WHAT IS EXPECTED »
For each line that holds "توسط", copy the line out.

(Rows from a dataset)
-- start --

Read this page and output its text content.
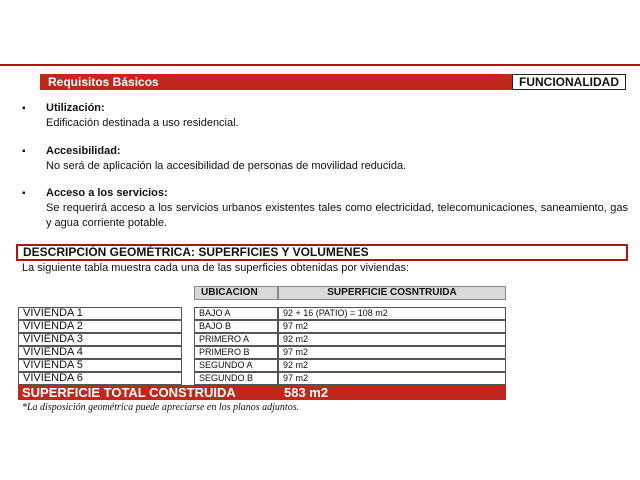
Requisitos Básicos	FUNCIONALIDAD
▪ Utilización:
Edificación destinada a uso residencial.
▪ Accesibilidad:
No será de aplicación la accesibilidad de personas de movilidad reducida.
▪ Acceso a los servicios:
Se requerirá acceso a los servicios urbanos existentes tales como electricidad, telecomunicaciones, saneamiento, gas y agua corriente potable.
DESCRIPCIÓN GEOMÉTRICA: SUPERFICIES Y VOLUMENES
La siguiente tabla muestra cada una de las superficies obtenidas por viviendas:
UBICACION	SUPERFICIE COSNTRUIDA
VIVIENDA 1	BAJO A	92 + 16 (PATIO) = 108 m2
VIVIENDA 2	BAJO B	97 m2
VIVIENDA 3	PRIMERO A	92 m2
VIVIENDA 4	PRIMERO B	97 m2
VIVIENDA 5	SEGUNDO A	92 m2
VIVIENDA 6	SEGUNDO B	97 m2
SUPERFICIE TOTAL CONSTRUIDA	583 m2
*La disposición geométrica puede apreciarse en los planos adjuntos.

-- end --
-- start --

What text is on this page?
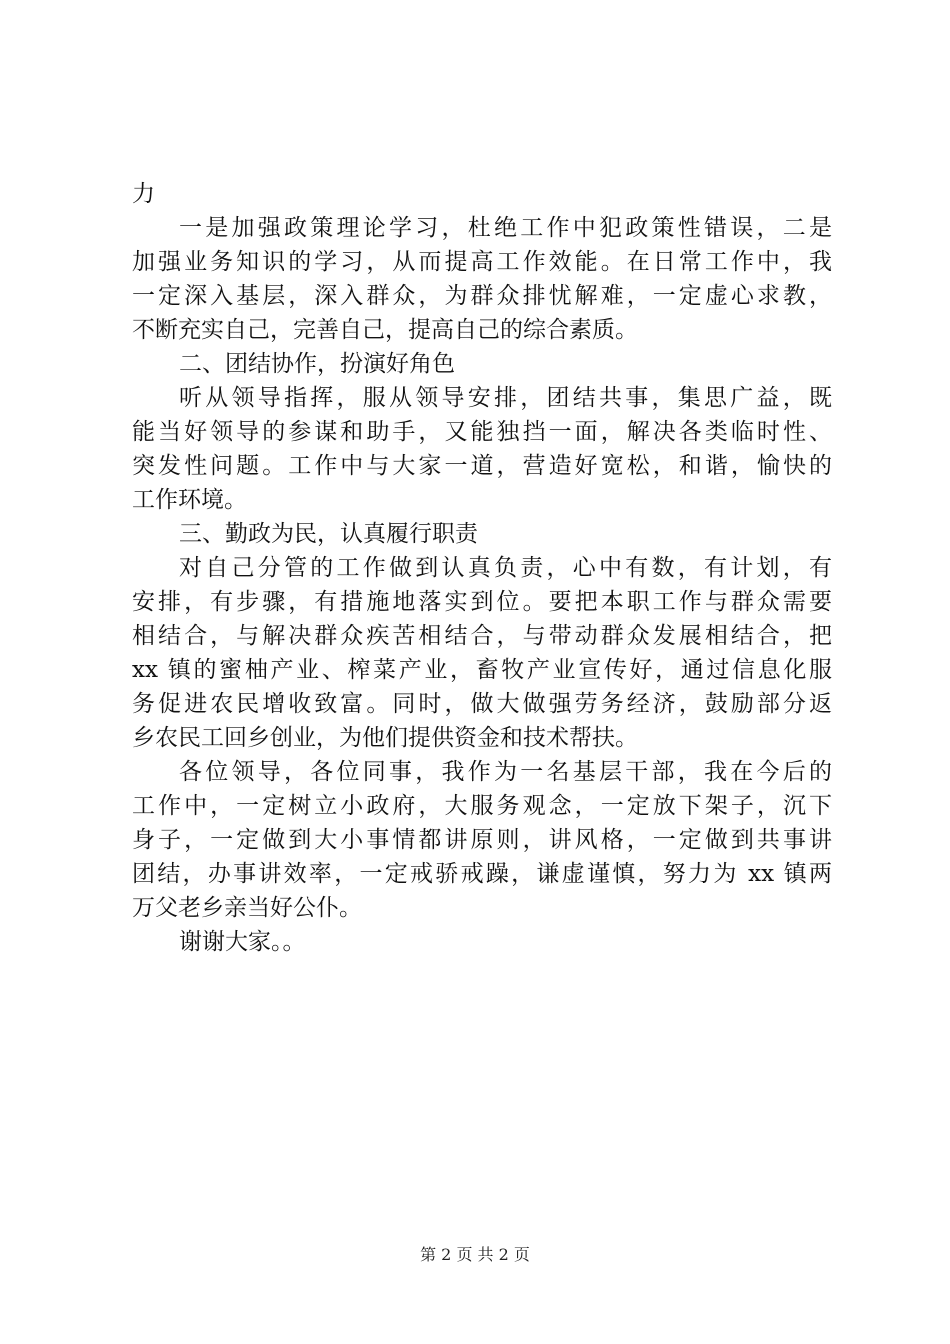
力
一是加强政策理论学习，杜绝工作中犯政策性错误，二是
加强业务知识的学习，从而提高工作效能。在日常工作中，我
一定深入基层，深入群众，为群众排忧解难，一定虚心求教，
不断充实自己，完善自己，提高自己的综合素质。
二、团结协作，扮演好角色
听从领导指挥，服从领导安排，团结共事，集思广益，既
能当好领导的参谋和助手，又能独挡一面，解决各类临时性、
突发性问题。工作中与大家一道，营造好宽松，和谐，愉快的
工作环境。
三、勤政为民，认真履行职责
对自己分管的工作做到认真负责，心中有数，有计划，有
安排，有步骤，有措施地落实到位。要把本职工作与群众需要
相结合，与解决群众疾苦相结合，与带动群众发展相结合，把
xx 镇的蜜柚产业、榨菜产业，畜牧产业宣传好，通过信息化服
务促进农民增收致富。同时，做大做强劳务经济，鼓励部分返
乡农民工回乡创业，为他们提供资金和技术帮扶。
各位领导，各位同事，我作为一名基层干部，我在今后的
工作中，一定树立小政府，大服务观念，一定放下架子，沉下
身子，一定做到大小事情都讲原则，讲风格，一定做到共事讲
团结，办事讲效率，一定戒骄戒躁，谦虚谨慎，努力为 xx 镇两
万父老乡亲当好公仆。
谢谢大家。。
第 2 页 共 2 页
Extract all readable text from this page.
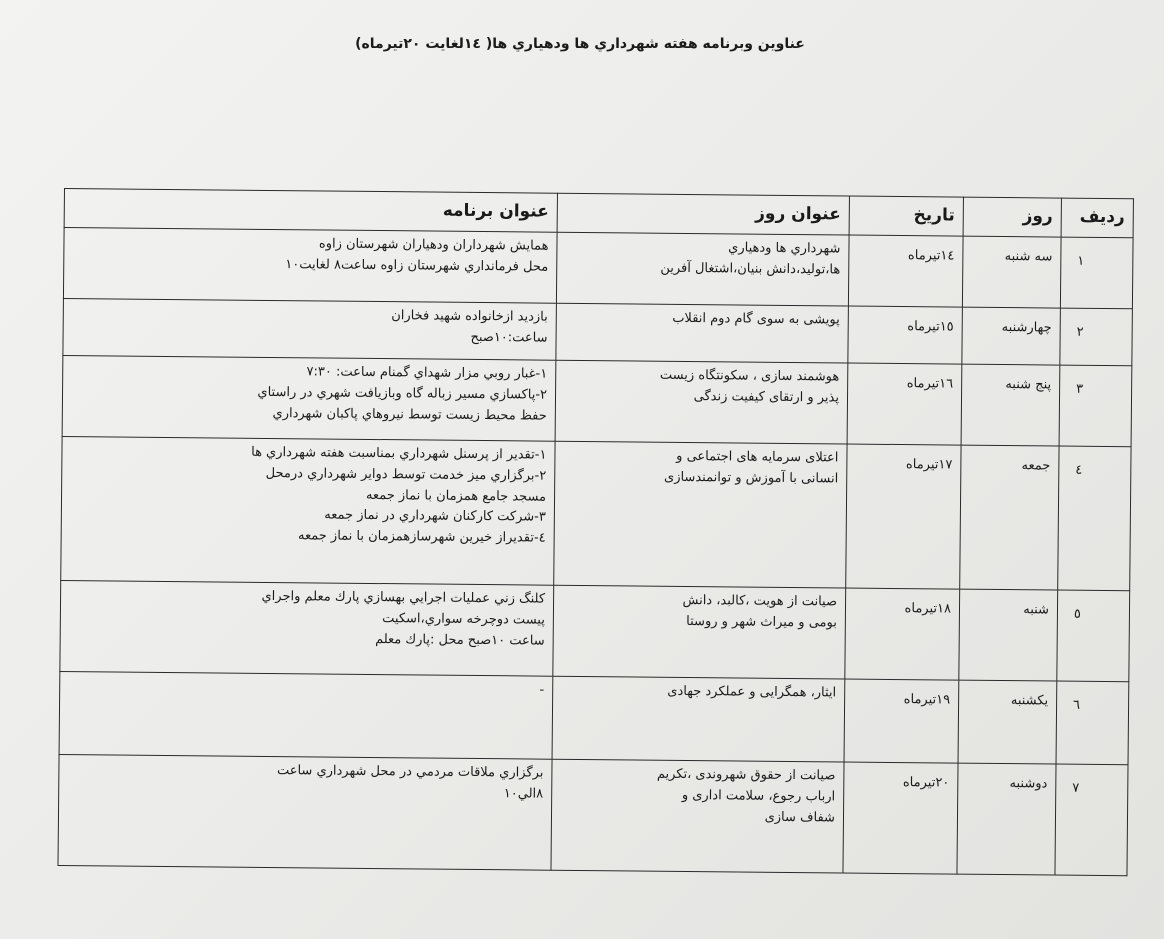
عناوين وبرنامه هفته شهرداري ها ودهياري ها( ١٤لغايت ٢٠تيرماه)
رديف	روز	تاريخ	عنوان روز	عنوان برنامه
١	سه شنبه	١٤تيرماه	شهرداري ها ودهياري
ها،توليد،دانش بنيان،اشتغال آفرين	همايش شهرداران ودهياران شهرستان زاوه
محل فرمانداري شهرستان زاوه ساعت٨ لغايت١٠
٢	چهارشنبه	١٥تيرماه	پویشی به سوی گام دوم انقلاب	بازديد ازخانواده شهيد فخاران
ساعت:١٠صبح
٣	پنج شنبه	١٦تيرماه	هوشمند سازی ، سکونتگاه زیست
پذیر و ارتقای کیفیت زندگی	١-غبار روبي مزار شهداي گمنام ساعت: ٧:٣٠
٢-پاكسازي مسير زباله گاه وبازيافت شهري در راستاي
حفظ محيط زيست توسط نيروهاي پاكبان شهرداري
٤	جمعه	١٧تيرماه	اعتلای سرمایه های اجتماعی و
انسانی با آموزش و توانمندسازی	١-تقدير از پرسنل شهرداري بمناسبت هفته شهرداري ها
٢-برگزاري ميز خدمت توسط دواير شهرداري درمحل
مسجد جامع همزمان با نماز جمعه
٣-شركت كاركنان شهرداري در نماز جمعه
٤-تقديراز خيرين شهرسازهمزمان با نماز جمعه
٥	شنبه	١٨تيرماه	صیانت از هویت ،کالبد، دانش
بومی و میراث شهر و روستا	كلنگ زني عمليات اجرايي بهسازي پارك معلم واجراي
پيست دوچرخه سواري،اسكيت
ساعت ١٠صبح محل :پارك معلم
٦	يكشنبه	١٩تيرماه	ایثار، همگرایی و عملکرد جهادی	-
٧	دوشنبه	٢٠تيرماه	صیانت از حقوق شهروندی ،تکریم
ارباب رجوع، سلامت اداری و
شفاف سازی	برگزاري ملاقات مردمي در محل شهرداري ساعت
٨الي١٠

-- end --
-- start --

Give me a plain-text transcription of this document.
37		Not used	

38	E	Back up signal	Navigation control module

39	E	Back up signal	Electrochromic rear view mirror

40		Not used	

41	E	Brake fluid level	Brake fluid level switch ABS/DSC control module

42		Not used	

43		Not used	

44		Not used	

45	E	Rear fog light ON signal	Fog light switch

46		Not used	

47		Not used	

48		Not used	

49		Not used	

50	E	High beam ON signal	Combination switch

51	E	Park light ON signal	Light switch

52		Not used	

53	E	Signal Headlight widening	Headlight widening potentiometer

-- end --

RESULT BELOW »
حفظ محيط زيست توسط نيروهاي پاكبان شهرداري
٢-برگزاري ميز خدمت توسط دواير شهرداري درمحل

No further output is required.